[Begin Records for the exercise]

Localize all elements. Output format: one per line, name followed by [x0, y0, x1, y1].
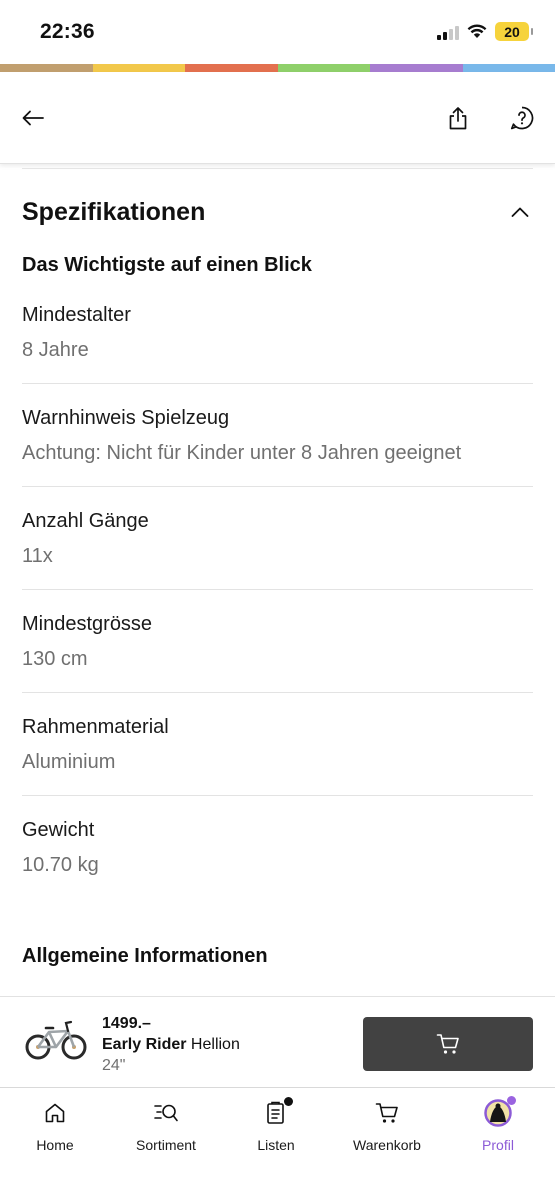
strip-segment	[277, 64, 370, 72]
spec-value: 8 Jahre	[22, 339, 89, 361]
spec-label: Mindestgrösse	[22, 613, 153, 635]
strip-segment	[0, 64, 93, 72]
divider	[22, 795, 533, 796]
divider	[22, 692, 533, 693]
general-info-title: Allgemeine Informationen	[22, 945, 268, 967]
cart-icon	[373, 1099, 401, 1127]
product-info[interactable]: 1499.– Early Rider Hellion 24"	[102, 1013, 240, 1076]
strip-segment	[462, 64, 555, 72]
profile-badge-dot	[507, 1096, 516, 1105]
spec-label: Mindestalter	[22, 304, 131, 326]
product-thumbnail	[25, 1020, 87, 1060]
strip-segment	[370, 64, 463, 72]
strip-segment	[185, 64, 278, 72]
spec-item: Anzahl Gänge 11x	[22, 510, 533, 568]
tab-label: Home	[36, 1137, 74, 1153]
divider	[22, 168, 533, 169]
divider	[22, 383, 533, 384]
spec-value: 10.70 kg	[22, 854, 99, 876]
tab-label: Profil	[482, 1137, 514, 1153]
tab-warenkorb[interactable]: Warenkorb	[337, 1099, 437, 1159]
spec-label: Gewicht	[22, 819, 95, 841]
spec-value: 130 cm	[22, 648, 88, 670]
spec-value: Aluminium	[22, 751, 116, 773]
product-title: Early Rider Hellion	[102, 1034, 240, 1055]
spec-label: Anzahl Gänge	[22, 510, 149, 532]
arrow-left-icon	[22, 110, 44, 126]
list-badge-dot	[284, 1097, 293, 1106]
spec-item: Rahmenmaterial Aluminium	[22, 716, 533, 774]
search-list-icon	[152, 1099, 180, 1127]
divider	[22, 486, 533, 487]
tab-label: Listen	[257, 1137, 295, 1153]
strip-segment	[92, 64, 185, 72]
battery-icon: 20	[495, 22, 533, 41]
product-bar: 1499.– Early Rider Hellion 24"	[0, 996, 555, 1088]
share-icon	[449, 107, 467, 130]
signal-icon	[437, 24, 459, 40]
product-name: Hellion	[186, 1036, 240, 1053]
status-time: 22:36	[40, 20, 95, 43]
specifications-section: Spezifikationen Das Wichtigste auf einen…	[0, 166, 555, 996]
brand-color-strip	[0, 64, 555, 72]
list-icon	[262, 1097, 293, 1127]
status-bar: 22:36 20	[0, 0, 555, 64]
add-to-cart-button[interactable]	[363, 1017, 533, 1071]
spec-label: Rahmenmaterial	[22, 716, 169, 738]
section-title: Spezifikationen	[22, 197, 206, 226]
status-icons: 20	[437, 22, 533, 41]
help-button[interactable]	[506, 102, 538, 134]
divider	[22, 589, 533, 590]
tab-home[interactable]: Home	[5, 1099, 105, 1159]
tab-sortiment[interactable]: Sortiment	[116, 1099, 216, 1159]
share-button[interactable]	[442, 102, 474, 134]
spec-item: Mindestalter 8 Jahre	[22, 304, 533, 362]
help-circle-icon	[510, 106, 534, 130]
chevron-up-icon	[511, 207, 529, 217]
tab-profil[interactable]: Profil	[448, 1096, 548, 1159]
back-button[interactable]	[17, 102, 49, 134]
spec-item: Gewicht 10.70 kg	[22, 819, 533, 877]
tab-label: Sortiment	[136, 1137, 196, 1153]
specifications-header[interactable]: Spezifikationen	[22, 192, 533, 232]
home-icon	[41, 1099, 69, 1127]
tab-label: Warenkorb	[353, 1137, 421, 1153]
spec-item: Mindestgrösse 130 cm	[22, 613, 533, 671]
product-brand: Early Rider	[102, 1036, 187, 1053]
avatar-icon	[484, 1096, 516, 1127]
spec-item: Warnhinweis Spielzeug Achtung: Nicht für…	[22, 407, 533, 465]
spec-label: Warnhinweis Spielzeug	[22, 407, 230, 429]
tab-listen[interactable]: Listen	[226, 1097, 326, 1159]
spec-value: 11x	[22, 545, 53, 567]
wifi-icon	[467, 24, 487, 38]
product-price: 1499.–	[102, 1015, 151, 1032]
cart-icon	[436, 1034, 459, 1054]
spec-value: Achtung: Nicht für Kinder unter 8 Jahren…	[22, 442, 462, 464]
bottom-tab-bar: Home Sortiment Listen Warenkorb Profil	[0, 1089, 555, 1200]
product-variant: 24"	[102, 1057, 126, 1074]
top-navigation	[0, 72, 555, 164]
subsection-title: Das Wichtigste auf einen Blick	[22, 254, 312, 276]
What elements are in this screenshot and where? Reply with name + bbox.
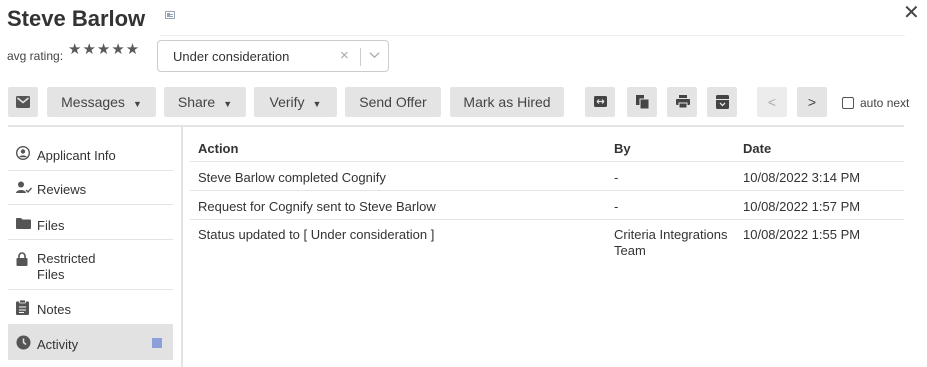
sidebar-item-reviews[interactable]: Reviews xyxy=(8,171,173,205)
copy-icon xyxy=(636,95,649,109)
sidebar-item-activity[interactable]: Activity xyxy=(8,325,173,360)
checkbox-box[interactable] xyxy=(842,97,854,109)
table-divider xyxy=(190,219,904,220)
rating-label: avg rating: xyxy=(7,49,64,63)
auto-next-label: auto next xyxy=(860,96,910,110)
messages-dropdown[interactable]: Messages ▼ xyxy=(47,87,156,117)
next-button[interactable]: > xyxy=(797,87,827,117)
transfer-icon xyxy=(594,96,607,107)
column-header-action: Action xyxy=(198,141,239,156)
sidebar-item-label: Activity xyxy=(37,337,79,352)
compare-button[interactable] xyxy=(585,87,615,117)
action-cell: Steve Barlow completed Cognify xyxy=(198,170,386,185)
archive-icon xyxy=(716,95,729,109)
mail-icon xyxy=(16,96,30,108)
share-dropdown[interactable]: Share ▼ xyxy=(164,87,246,117)
archive-button[interactable] xyxy=(707,87,737,117)
clipboard-icon xyxy=(16,299,29,318)
messages-label: Messages xyxy=(61,94,125,110)
divider xyxy=(160,35,905,36)
sidebar-item-label: Applicant Info xyxy=(37,148,116,163)
by-cell: Criteria Integrations Team xyxy=(614,227,728,258)
clock-icon xyxy=(16,335,31,353)
email-button[interactable] xyxy=(8,87,38,117)
send-offer-button[interactable]: Send Offer xyxy=(345,87,441,117)
sidebar-item-files[interactable]: Files xyxy=(8,205,173,240)
table-divider xyxy=(190,161,904,162)
user-check-icon xyxy=(16,181,33,197)
sidebar-item-notes[interactable]: Notes xyxy=(8,290,173,325)
lock-icon xyxy=(16,252,28,269)
print-button[interactable] xyxy=(667,87,697,117)
column-header-date: Date xyxy=(743,141,772,156)
date-cell: 10/08/2022 3:14 PM xyxy=(743,170,861,185)
sidebar-item-label: Notes xyxy=(37,302,71,317)
sidebar-item-label: Files xyxy=(37,218,65,233)
column-header-by: By xyxy=(614,141,631,156)
mark-hired-button[interactable]: Mark as Hired xyxy=(450,87,564,117)
sidebar-item-label: Restricted Files xyxy=(37,251,96,282)
active-marker xyxy=(152,338,162,348)
toolbar-divider xyxy=(8,125,904,127)
sidebar-item-applicant-info[interactable]: Applicant Info xyxy=(8,138,173,171)
by-cell: - xyxy=(614,170,619,185)
chevron-down-icon[interactable] xyxy=(369,49,380,63)
clear-icon[interactable]: × xyxy=(340,47,349,64)
status-select[interactable]: Under consideration × xyxy=(157,40,389,72)
status-select-value: Under consideration xyxy=(173,49,290,64)
sidebar-item-label: Reviews xyxy=(37,182,87,197)
table-divider xyxy=(190,190,904,191)
copy-button[interactable] xyxy=(627,87,657,117)
printer-icon xyxy=(676,95,690,108)
verify-label: Verify xyxy=(269,94,305,110)
close-icon[interactable]: ✕ xyxy=(903,0,920,25)
folder-icon xyxy=(16,217,31,232)
sidebar-divider xyxy=(181,127,183,367)
action-cell: Request for Cognify sent to Steve Barlow xyxy=(198,199,436,214)
select-divider xyxy=(360,48,361,66)
previous-button[interactable]: < xyxy=(757,87,787,117)
date-cell: 10/08/2022 1:55 PM xyxy=(743,227,861,242)
verify-dropdown[interactable]: Verify ▼ xyxy=(254,87,337,117)
caret-down-icon: ▼ xyxy=(312,99,322,109)
caret-down-icon: ▼ xyxy=(132,99,142,109)
star-rating[interactable]: ★★★★★ xyxy=(68,40,140,58)
id-card-icon xyxy=(165,11,175,19)
sidebar-item-restricted-files[interactable]: Restricted Files xyxy=(8,240,173,290)
page-title: Steve Barlow xyxy=(7,6,146,31)
user-circle-icon xyxy=(15,145,31,163)
action-cell: Status updated to [ Under consideration … xyxy=(198,227,435,242)
date-cell: 10/08/2022 1:57 PM xyxy=(743,199,861,214)
caret-down-icon: ▼ xyxy=(223,99,233,109)
auto-next-checkbox[interactable]: auto next xyxy=(842,96,909,110)
by-cell: - xyxy=(614,199,619,214)
share-label: Share xyxy=(177,94,216,110)
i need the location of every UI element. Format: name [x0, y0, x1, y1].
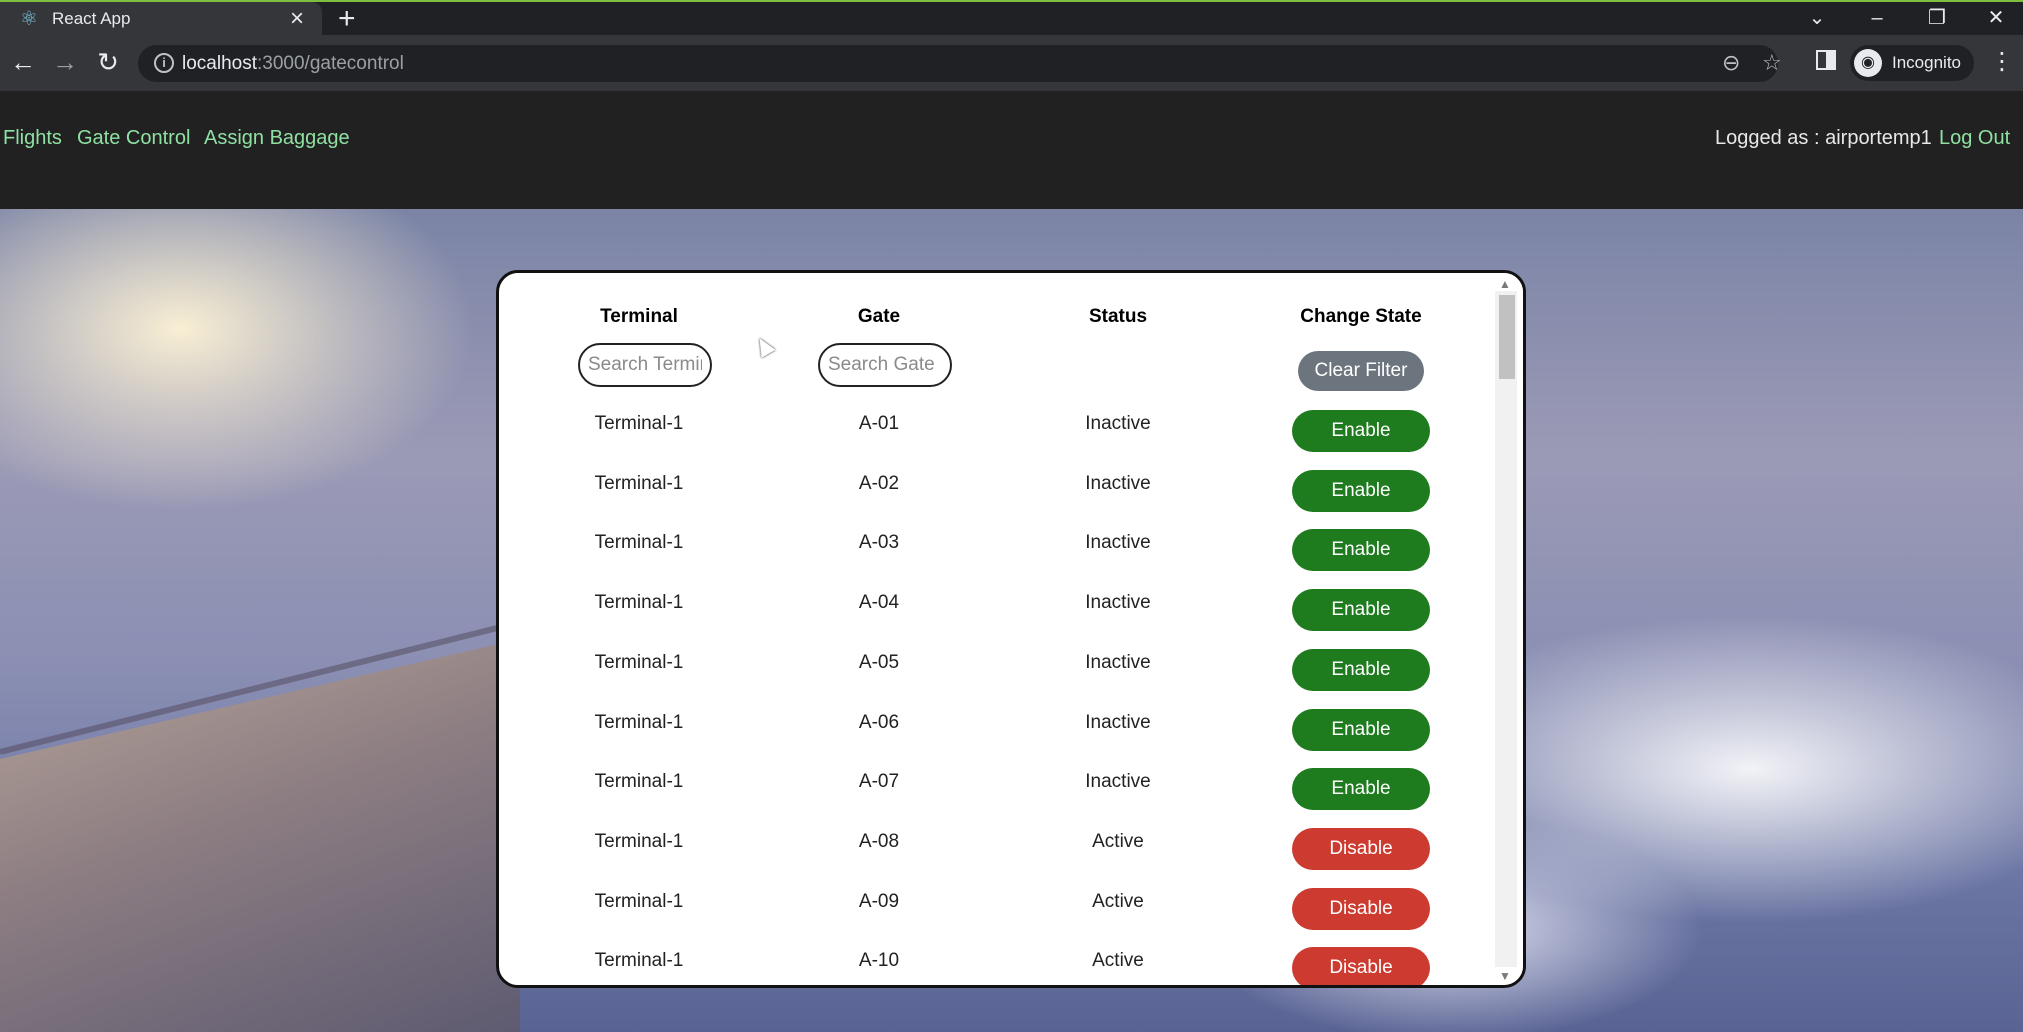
- cell-terminal: Terminal-1: [594, 712, 684, 733]
- side-panel-icon[interactable]: [1816, 50, 1836, 70]
- cell-gate: A-01: [858, 413, 900, 434]
- cell-status: Inactive: [1085, 771, 1151, 792]
- cell-status: Active: [1092, 950, 1144, 971]
- cell-terminal: Terminal-1: [594, 532, 684, 553]
- scroll-up-icon[interactable]: ▲: [1499, 278, 1511, 290]
- plus-icon[interactable]: +: [338, 3, 356, 35]
- scrollbar[interactable]: ▲ ▼: [1489, 273, 1523, 985]
- kebab-menu-icon[interactable]: ⋮: [1990, 45, 2014, 79]
- cell-terminal: Terminal-1: [594, 771, 684, 792]
- cell-status: Active: [1092, 891, 1144, 912]
- cell-status: Inactive: [1085, 712, 1151, 733]
- header-terminal: Terminal: [600, 306, 678, 327]
- address-bar[interactable]: i localhost:3000/gatecontrol ⊖ ☆: [138, 45, 1782, 82]
- cell-gate: A-07: [858, 771, 900, 792]
- enable-button[interactable]: Enable: [1292, 410, 1430, 452]
- window-close-icon[interactable]: ✕: [1976, 4, 2016, 32]
- enable-button[interactable]: Enable: [1292, 589, 1430, 631]
- enable-button[interactable]: Enable: [1292, 709, 1430, 751]
- star-icon[interactable]: ☆: [1762, 49, 1782, 77]
- zoom-out-icon[interactable]: ⊖: [1722, 49, 1740, 77]
- tab-search-chevron-icon[interactable]: ⌄: [1797, 4, 1837, 32]
- tab-title: React App: [52, 9, 131, 28]
- url-text[interactable]: localhost:3000/gatecontrol: [182, 53, 404, 75]
- header-status: Status: [1088, 306, 1148, 327]
- search-terminal-input[interactable]: [578, 343, 712, 387]
- cell-status: Inactive: [1085, 532, 1151, 553]
- clear-filter-button[interactable]: Clear Filter: [1298, 351, 1424, 391]
- cell-terminal: Terminal-1: [594, 592, 684, 613]
- header-change-state: Change State: [1300, 306, 1422, 327]
- cell-gate: A-06: [858, 712, 900, 733]
- nav-link-gate-control[interactable]: Gate Control: [77, 127, 190, 150]
- nav-link-assign-baggage[interactable]: Assign Baggage: [204, 127, 350, 150]
- scroll-thumb[interactable]: [1499, 295, 1515, 379]
- airplane-wing-image: [0, 639, 520, 1032]
- cell-terminal: Terminal-1: [594, 652, 684, 673]
- react-icon: ⚛: [20, 8, 38, 30]
- cell-status: Inactive: [1085, 652, 1151, 673]
- browser-toolbar: ← → ↻ i localhost:3000/gatecontrol ⊖ ☆ ◉…: [0, 35, 2023, 91]
- cell-gate: A-08: [858, 831, 900, 852]
- cell-gate: A-09: [858, 891, 900, 912]
- cell-terminal: Terminal-1: [594, 831, 684, 852]
- enable-button[interactable]: Enable: [1292, 529, 1430, 571]
- browser-tab[interactable]: ⚛ React App ×: [0, 2, 322, 37]
- cell-gate: A-04: [858, 592, 900, 613]
- gate-control-panel: Terminal Gate Status Change State Clear …: [496, 270, 1526, 988]
- disable-button[interactable]: Disable: [1292, 828, 1430, 870]
- browser-tabstrip: ⚛ React App × + ⌄ – ❐ ✕: [0, 0, 2023, 37]
- app-navbar: Flights Gate Control Assign Baggage Logg…: [0, 91, 2023, 209]
- minimize-icon[interactable]: –: [1857, 4, 1897, 32]
- enable-button[interactable]: Enable: [1292, 768, 1430, 810]
- profile-label: Incognito: [1892, 53, 1961, 72]
- enable-button[interactable]: Enable: [1292, 649, 1430, 691]
- incognito-icon: ◉: [1854, 49, 1882, 77]
- cell-status: Inactive: [1085, 473, 1151, 494]
- header-gate: Gate: [857, 306, 901, 327]
- search-gate-input[interactable]: [818, 343, 952, 387]
- enable-button[interactable]: Enable: [1292, 470, 1430, 512]
- scroll-track[interactable]: [1495, 291, 1517, 967]
- cell-terminal: Terminal-1: [594, 473, 684, 494]
- cell-status: Active: [1092, 831, 1144, 852]
- cell-gate: A-05: [858, 652, 900, 673]
- cell-gate: A-10: [858, 950, 900, 971]
- arrow-left-icon[interactable]: ←: [6, 44, 40, 80]
- disable-button[interactable]: Disable: [1292, 888, 1430, 930]
- reload-icon[interactable]: ↻: [91, 44, 125, 80]
- restore-icon[interactable]: ❐: [1917, 4, 1957, 32]
- disable-button[interactable]: Disable: [1292, 947, 1430, 985]
- cell-terminal: Terminal-1: [594, 891, 684, 912]
- incognito-profile-button[interactable]: ◉ Incognito: [1850, 45, 1974, 81]
- info-icon[interactable]: i: [154, 53, 174, 73]
- nav-link-flights[interactable]: Flights: [3, 127, 62, 150]
- cell-status: Inactive: [1085, 413, 1151, 434]
- cell-gate: A-02: [858, 473, 900, 494]
- scroll-down-icon[interactable]: ▼: [1499, 970, 1511, 982]
- cell-terminal: Terminal-1: [594, 413, 684, 434]
- cell-terminal: Terminal-1: [594, 950, 684, 971]
- logout-link[interactable]: Log Out: [1939, 127, 2010, 150]
- close-icon[interactable]: ×: [290, 5, 304, 33]
- logged-as-label: Logged as : airportemp1: [1715, 127, 1932, 149]
- cell-gate: A-03: [858, 532, 900, 553]
- cell-status: Inactive: [1085, 592, 1151, 613]
- arrow-right-icon[interactable]: →: [48, 44, 82, 80]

[End Records for the exercise]

Reproduce verbatim the lines in the entries above, from the line containing "- cell-terminal: Terminal-1: [594, 712, 684, 733]" through the line containing "- cell-gate: A-08: [858, 831, 900, 852]", including both.

- cell-terminal: Terminal-1: [594, 712, 684, 733]
- side-panel-icon[interactable]: [1816, 50, 1836, 70]
- cell-gate: A-01: [858, 413, 900, 434]
- cell-status: Inactive: [1085, 771, 1151, 792]
- cell-status: Active: [1092, 950, 1144, 971]
- cell-terminal: Terminal-1: [594, 532, 684, 553]
- scroll-up-icon[interactable]: ▲: [1499, 278, 1511, 290]
- plus-icon[interactable]: +: [338, 3, 356, 35]
- scrollbar[interactable]: ▲ ▼: [1489, 273, 1523, 985]
- kebab-menu-icon[interactable]: ⋮: [1990, 45, 2014, 79]
- cell-terminal: Terminal-1: [594, 771, 684, 792]
- cell-status: Active: [1092, 891, 1144, 912]
- cell-status: Inactive: [1085, 712, 1151, 733]
- header-terminal: Terminal: [600, 306, 678, 327]
- address-bar[interactable]: i localhost:3000/gatecontrol ⊖ ☆: [138, 45, 1782, 82]
- cell-gate: A-07: [858, 771, 900, 792]
- enable-button[interactable]: Enable: [1292, 410, 1430, 452]
- window-close-icon[interactable]: ✕: [1976, 4, 2016, 32]
- enable-button[interactable]: Enable: [1292, 589, 1430, 631]
- enable-button[interactable]: Enable: [1292, 709, 1430, 751]
- star-icon[interactable]: ☆: [1762, 49, 1782, 77]
- zoom-out-icon[interactable]: ⊖: [1722, 49, 1740, 77]
- tab-search-chevron-icon[interactable]: ⌄: [1797, 4, 1837, 32]
- tab-title: React App: [52, 9, 131, 28]
- url-text[interactable]: localhost:3000/gatecontrol: [182, 53, 404, 75]
- header-status: Status: [1088, 306, 1148, 327]
- search-terminal-input[interactable]: [578, 343, 712, 387]
- cell-status: Inactive: [1085, 532, 1151, 553]
- clear-filter-button[interactable]: Clear Filter: [1298, 351, 1424, 391]
- cell-terminal: Terminal-1: [594, 592, 684, 613]
- header-change-state: Change State: [1300, 306, 1422, 327]
- cell-gate: A-06: [858, 712, 900, 733]
- nav-link-gate-control[interactable]: Gate Control: [77, 127, 190, 150]
- nav-link-assign-baggage[interactable]: Assign Baggage: [204, 127, 350, 150]
- scroll-thumb[interactable]: [1499, 295, 1515, 379]
- airplane-wing-image: [0, 639, 520, 1032]
- cell-terminal: Terminal-1: [594, 652, 684, 673]
- react-icon: ⚛: [20, 8, 38, 30]
- cell-status: Inactive: [1085, 652, 1151, 673]
- browser-toolbar: ← → ↻ i localhost:3000/gatecontrol ⊖ ☆ ◉…: [0, 35, 2023, 91]
- cell-gate: A-08: [858, 831, 900, 852]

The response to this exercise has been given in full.